| Text block |

#####

Re: [PATCH 1/6] mm: page_alloc: remove pcppage migratetype caching

From: Johannes Weiner
Date: Wed Sep 27 2023 - 10:51:23 EST


On Wed, Sep 27, 2023 at 01:42:25PM +0800, Huang, Ying wrote:
> Johannes Weiner <hannes@xxxxxxxxxxx> writes:
>
> > The idea behind the cache is to save get_pageblock_migratetype()
> > lookups during bulk freeing. A microbenchmark suggests this isn't
> > helping, though. The pcp migratetype can get stale, which means that
> > bulk freeing has an extra branch to check if the pageblock was
> > isolated while on the pcp.
> >
> > While the variance overlaps, the cache write and the branch seem to
> > make this a net negative. The following test allocates and frees
> > batches of 10,000 pages (~3x the pcp high marks to trigger flushing):
> >
> > Before:
> > 8,668.48 msec task-clock # 99.735 CPUs utilized ( +- 2.90% )
> > 19 context-switches # 4.341 /sec ( +- 3.24% )
> > 0 cpu-migrations # 0.000 /sec
> > 17,440 page-faults # 3.984 K/sec ( +- 2.90% )
> > 41,758,692,473 cycles # 9.541 GHz ( +- 2.90% )
> > 126,201,294,231 instructions # 5.98 insn per cycle ( +- 2.90% )
> > 25,348,098,335 branches # 5.791 G/sec ( +- 2.90% )
> > 33,436,921 branch-misses # 0.26% of all branches ( +- 2.90% )
> >
> > 0.0869148 +- 0.0000302 seconds time elapsed ( +- 0.03% )
> >
> > After:
> > 8,444.81 msec task-clock # 99.726 CPUs utilized ( +- 2.90% )
> > 22 context-switches # 5.160 /sec ( +- 3.23% )
> > 0 cpu-migrations # 0.000 /sec
> > 17,443 page-faults # 4.091 K/sec ( +- 2.90% )
> > 40,616,738,355 cycles # 9.527 GHz ( +- 2.90% )
> > 126,383,351,792 instructions # 6.16 insn per cycle ( +- 2.90% )
> > 25,224,985,153 branches # 5.917 G/sec ( +- 2.90% )
> > 32,236,793 branch-misses # 0.25% of all branches ( +- 2.90% )
> >
> > 0.0846799 +- 0.0000412 seconds time elapsed ( +- 0.05% )

#####

| Study material |
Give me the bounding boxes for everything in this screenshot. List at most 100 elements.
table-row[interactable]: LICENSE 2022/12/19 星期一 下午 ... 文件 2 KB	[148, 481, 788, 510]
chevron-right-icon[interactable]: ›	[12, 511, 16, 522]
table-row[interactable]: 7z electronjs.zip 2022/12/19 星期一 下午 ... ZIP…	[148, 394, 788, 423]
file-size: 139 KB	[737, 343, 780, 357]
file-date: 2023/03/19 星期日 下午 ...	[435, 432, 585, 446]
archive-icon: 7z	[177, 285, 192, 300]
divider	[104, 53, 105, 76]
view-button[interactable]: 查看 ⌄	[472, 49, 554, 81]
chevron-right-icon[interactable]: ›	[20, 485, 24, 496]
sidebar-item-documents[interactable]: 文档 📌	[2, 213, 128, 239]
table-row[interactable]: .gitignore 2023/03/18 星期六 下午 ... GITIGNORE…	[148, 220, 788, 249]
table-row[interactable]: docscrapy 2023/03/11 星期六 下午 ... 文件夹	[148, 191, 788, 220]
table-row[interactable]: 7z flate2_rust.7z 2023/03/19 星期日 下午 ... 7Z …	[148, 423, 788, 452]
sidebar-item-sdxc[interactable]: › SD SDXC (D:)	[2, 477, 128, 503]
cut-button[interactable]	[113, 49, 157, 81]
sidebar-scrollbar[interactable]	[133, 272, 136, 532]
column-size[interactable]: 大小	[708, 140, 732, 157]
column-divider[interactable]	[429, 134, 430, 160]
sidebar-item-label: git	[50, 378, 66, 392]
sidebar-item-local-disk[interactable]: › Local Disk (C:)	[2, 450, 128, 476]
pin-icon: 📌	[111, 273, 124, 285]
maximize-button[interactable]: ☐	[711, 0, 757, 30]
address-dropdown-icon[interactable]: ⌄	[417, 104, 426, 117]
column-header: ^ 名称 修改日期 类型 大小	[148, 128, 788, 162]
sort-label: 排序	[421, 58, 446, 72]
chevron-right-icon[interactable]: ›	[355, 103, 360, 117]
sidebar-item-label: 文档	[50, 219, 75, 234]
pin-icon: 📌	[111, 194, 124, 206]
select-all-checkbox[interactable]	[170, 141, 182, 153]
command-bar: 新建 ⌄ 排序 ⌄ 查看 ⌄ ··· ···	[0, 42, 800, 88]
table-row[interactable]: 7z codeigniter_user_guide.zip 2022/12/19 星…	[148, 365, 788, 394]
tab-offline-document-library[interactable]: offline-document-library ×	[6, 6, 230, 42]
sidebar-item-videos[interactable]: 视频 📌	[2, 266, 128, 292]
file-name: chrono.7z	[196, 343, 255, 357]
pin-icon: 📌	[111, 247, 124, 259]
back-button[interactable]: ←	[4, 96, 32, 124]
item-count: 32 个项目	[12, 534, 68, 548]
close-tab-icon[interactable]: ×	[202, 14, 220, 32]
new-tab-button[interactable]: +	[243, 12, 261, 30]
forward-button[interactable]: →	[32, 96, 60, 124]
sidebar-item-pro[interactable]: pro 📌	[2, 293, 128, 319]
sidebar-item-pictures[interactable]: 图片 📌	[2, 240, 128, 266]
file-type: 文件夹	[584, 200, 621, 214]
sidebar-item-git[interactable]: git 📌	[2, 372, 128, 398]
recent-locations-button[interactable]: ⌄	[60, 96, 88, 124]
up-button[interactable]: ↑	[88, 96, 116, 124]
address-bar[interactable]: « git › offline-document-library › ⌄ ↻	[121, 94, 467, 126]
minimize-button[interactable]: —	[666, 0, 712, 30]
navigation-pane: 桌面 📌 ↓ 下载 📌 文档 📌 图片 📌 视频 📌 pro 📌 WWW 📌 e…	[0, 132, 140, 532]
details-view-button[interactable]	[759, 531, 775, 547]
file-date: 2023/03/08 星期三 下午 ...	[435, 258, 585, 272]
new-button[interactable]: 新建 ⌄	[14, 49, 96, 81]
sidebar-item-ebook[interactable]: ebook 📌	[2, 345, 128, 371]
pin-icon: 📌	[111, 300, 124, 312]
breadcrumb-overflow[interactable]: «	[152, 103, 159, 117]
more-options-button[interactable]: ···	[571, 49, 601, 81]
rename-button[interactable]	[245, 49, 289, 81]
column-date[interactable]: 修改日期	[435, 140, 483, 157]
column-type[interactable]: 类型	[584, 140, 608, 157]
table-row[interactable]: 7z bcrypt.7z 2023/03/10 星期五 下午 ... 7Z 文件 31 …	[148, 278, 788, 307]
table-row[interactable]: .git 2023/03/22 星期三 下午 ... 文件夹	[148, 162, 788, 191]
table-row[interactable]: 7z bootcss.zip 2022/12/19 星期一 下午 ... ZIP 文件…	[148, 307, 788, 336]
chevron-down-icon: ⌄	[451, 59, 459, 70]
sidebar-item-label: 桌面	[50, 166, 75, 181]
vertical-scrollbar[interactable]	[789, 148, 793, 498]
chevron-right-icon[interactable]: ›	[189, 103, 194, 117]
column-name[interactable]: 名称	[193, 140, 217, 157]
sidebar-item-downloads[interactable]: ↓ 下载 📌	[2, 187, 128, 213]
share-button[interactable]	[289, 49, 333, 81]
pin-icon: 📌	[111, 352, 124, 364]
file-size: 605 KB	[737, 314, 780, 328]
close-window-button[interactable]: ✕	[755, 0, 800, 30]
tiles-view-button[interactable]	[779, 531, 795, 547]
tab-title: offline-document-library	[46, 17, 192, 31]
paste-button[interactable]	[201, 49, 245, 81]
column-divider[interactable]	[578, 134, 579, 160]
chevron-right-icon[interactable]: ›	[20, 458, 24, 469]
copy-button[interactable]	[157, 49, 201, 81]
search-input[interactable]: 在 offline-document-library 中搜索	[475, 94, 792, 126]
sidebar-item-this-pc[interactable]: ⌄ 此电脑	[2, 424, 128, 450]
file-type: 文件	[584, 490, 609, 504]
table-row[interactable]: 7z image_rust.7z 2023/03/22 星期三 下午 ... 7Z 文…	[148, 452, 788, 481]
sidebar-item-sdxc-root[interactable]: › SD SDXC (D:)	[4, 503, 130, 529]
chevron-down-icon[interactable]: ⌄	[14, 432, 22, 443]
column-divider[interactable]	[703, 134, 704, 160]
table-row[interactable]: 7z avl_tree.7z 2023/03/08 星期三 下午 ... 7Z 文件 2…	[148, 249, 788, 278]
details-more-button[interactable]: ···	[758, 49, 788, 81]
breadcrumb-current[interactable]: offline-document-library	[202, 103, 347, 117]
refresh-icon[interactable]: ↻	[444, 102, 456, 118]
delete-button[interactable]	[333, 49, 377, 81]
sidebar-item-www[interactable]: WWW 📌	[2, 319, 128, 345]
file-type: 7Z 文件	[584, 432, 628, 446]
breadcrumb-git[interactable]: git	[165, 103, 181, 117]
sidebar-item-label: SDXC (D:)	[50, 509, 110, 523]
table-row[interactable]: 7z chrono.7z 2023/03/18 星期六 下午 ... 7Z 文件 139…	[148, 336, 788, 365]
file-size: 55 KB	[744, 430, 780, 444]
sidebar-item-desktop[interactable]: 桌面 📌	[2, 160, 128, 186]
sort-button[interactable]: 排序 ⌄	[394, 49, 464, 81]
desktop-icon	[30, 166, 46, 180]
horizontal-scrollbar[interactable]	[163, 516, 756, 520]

#####

| Work instruction 1 |
In the email about the pcppage migratetype caching patch, what size batches of pages does the test allocate and free?
| Work instruction 2 |
Please continue the email about removing pcppage migratetype caching from where it stops.

| Exercise answer 1 |
Batches of 10,000 pages, about three times the pcp high marks.

| Exercise answer 2 |
> >
> > A side effect is that this also ensures that pages whose pageblock
> > gets stolen while on the pcplist end up on the right freelist and we
> > don't perform potentially type-incompatible buddy merges (or skip
> > merges when we shouldn't), whis is likely beneficial to long-term
> > fragmentation management, although the effects would be harder to
> > measure. Settle for simpler and faster code as justification here.
>
> I suspected the PCP allocating/freeing path may be influenced (that is,
> allocating/freeing batch is less than PCP high). So I tested
> one-process will-it-scale/page_fault1 with sysctl
> percpu_pagelist_high_fraction=8. So pages will be allocated/freed
> from/to PCP only. The test results are as follows,
>
> Before:
> will-it-scale.1.processes 618364.3 (+- 0.075%)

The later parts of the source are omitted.